Problem to work on: Among the entries below, find the lines with "लखनऊ" and copy them.

Record extracts:
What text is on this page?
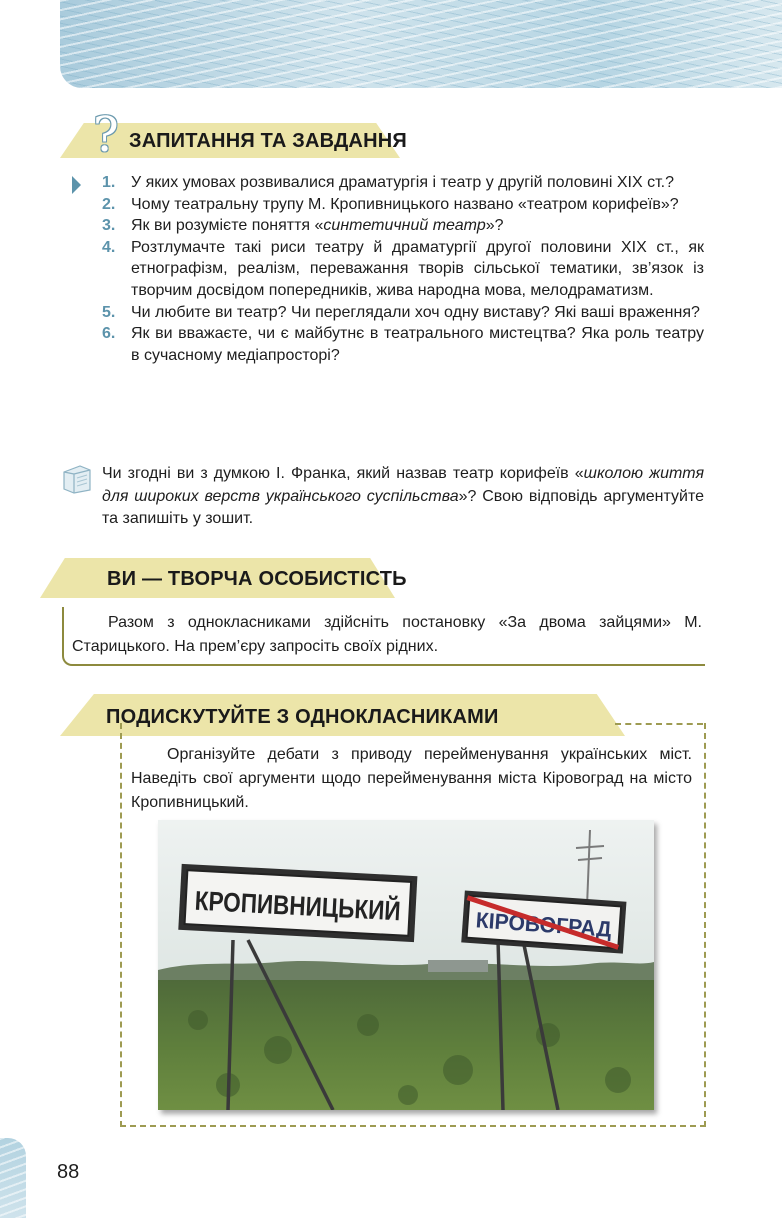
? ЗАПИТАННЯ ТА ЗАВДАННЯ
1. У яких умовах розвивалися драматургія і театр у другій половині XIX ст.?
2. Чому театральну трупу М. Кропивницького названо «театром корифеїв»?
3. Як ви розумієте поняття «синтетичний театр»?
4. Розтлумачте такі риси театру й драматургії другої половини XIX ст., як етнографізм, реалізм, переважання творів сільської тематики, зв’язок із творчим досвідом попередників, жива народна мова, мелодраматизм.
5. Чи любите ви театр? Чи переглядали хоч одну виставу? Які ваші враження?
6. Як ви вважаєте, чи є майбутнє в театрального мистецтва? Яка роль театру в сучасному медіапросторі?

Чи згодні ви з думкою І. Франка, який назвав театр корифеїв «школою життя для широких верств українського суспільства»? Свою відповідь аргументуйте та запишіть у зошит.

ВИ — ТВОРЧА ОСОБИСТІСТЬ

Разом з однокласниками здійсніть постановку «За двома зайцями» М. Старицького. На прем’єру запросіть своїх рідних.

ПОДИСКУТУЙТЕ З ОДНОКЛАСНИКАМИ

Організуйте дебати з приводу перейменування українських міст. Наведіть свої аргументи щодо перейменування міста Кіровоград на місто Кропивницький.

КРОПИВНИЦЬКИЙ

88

--

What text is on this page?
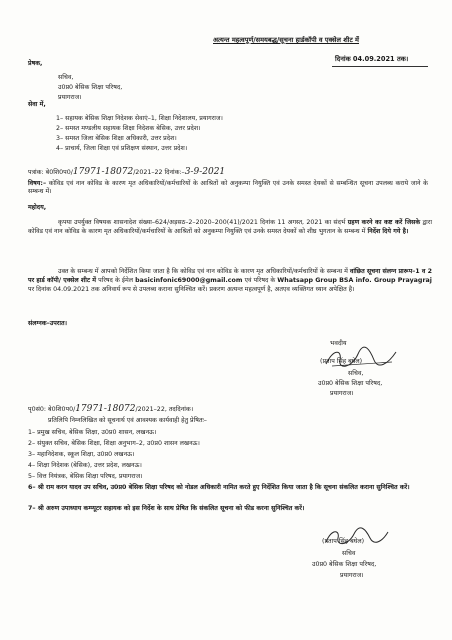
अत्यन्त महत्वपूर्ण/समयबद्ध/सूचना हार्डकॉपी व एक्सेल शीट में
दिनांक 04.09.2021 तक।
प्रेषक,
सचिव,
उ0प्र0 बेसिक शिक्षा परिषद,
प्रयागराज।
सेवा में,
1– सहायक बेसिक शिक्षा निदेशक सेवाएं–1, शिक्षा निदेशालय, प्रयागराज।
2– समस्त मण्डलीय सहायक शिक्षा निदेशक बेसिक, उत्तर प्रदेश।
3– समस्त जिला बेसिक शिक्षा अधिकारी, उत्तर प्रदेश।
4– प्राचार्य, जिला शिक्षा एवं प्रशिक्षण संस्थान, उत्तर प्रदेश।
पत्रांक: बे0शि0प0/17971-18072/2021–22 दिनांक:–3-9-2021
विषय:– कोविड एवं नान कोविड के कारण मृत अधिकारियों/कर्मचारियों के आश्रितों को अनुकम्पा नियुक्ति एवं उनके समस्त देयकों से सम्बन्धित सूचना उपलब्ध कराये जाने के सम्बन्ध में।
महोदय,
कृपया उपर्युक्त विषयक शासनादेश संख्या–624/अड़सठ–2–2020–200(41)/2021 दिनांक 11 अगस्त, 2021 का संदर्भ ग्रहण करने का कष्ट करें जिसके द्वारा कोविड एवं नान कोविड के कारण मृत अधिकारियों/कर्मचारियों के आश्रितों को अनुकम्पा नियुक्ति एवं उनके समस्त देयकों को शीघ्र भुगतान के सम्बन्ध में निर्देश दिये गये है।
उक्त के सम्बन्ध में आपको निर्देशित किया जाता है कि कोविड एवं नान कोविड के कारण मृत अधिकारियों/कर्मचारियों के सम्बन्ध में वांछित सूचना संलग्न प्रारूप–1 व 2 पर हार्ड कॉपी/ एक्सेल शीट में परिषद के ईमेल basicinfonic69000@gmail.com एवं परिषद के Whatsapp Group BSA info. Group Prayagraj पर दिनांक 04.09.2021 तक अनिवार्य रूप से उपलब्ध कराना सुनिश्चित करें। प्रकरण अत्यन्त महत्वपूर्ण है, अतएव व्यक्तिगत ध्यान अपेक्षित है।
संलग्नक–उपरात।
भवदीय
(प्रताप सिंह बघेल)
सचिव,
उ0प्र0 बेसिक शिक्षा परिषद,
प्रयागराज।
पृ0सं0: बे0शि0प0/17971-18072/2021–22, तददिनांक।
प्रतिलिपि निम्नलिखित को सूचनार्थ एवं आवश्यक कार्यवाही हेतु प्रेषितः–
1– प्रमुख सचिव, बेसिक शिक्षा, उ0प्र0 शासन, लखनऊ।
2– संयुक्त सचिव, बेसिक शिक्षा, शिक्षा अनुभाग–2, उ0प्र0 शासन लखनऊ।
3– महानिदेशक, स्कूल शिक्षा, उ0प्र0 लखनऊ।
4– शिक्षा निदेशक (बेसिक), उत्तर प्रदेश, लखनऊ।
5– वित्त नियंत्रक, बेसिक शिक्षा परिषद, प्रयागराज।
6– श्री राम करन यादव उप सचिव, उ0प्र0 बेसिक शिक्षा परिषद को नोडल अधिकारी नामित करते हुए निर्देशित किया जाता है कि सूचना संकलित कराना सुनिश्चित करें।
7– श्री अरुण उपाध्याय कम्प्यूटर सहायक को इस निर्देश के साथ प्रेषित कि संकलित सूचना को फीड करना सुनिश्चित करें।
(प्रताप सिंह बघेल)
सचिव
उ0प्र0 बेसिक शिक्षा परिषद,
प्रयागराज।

==

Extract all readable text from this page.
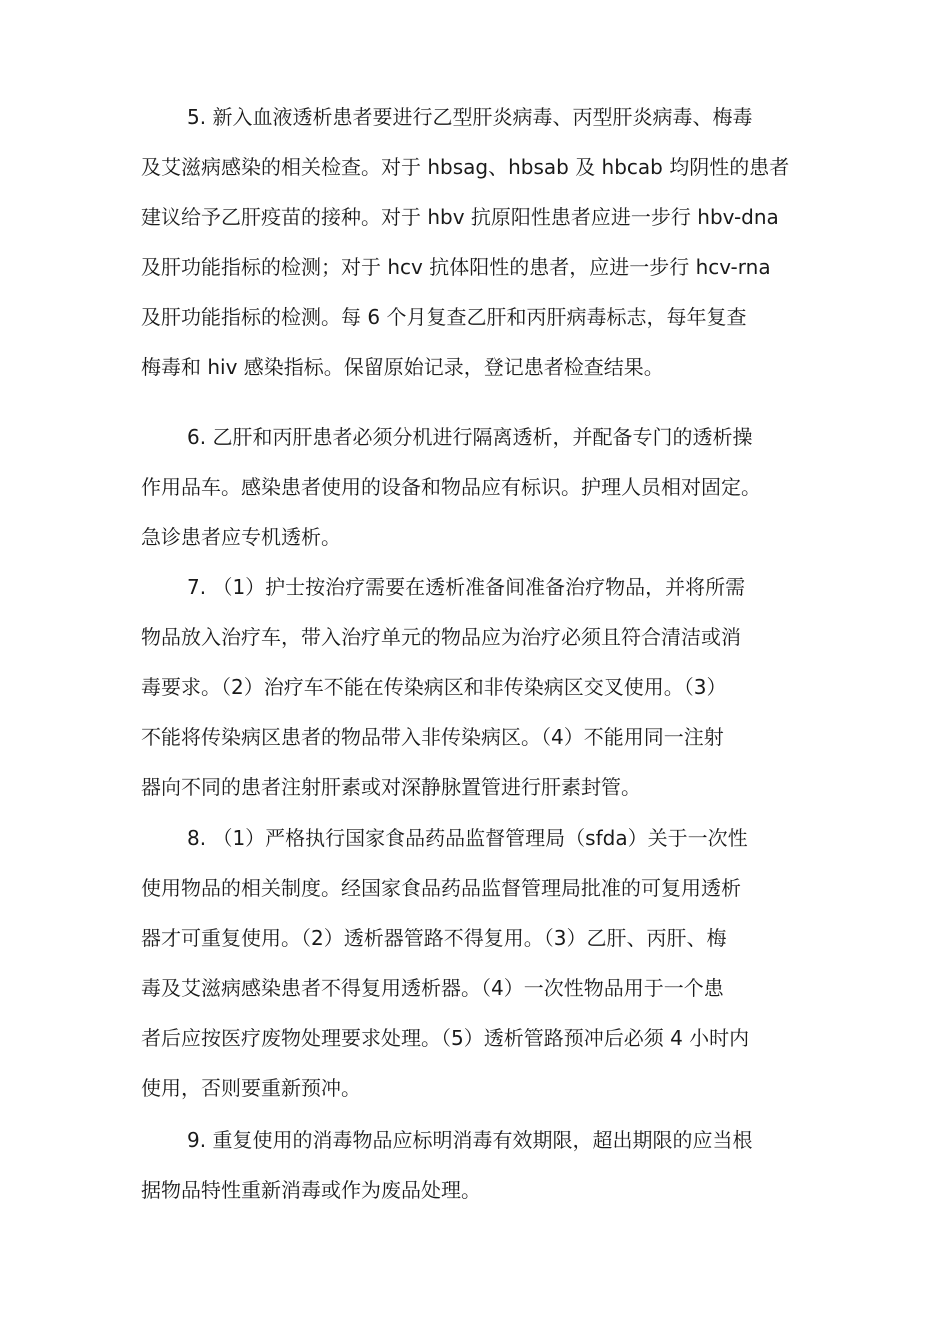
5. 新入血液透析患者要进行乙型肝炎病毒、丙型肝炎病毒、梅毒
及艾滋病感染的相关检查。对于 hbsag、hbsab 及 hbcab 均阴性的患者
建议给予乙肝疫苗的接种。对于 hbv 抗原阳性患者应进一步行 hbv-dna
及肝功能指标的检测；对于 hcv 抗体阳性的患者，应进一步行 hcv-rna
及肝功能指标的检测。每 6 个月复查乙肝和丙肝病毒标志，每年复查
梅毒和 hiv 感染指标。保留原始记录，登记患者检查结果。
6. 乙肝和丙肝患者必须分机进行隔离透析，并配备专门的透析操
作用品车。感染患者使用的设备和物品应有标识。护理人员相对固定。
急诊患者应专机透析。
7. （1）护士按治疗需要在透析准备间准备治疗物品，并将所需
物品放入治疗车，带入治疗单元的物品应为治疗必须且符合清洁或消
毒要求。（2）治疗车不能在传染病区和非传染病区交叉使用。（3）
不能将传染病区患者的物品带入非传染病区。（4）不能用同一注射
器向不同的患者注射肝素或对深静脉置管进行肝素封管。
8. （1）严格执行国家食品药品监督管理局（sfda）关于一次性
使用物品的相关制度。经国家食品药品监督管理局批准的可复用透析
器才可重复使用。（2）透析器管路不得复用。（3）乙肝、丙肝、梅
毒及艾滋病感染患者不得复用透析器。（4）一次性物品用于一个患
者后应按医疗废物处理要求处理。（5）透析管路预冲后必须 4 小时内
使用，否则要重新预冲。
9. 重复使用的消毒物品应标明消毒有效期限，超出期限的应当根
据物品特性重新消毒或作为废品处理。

Written solution:
1– प्रमुख सचिव, बेसिक शिक्षा, उ0प्र0 शासन, लखनऊ।
2– संयुक्त सचिव, बेसिक शिक्षा, शिक्षा अनुभाग–2, उ0प्र0 शासन लखनऊ।
3– महानिदेशक, स्कूल शिक्षा, उ0प्र0 लखनऊ।
4– शिक्षा निदेशक (बेसिक), उत्तर प्रदेश, लखनऊ।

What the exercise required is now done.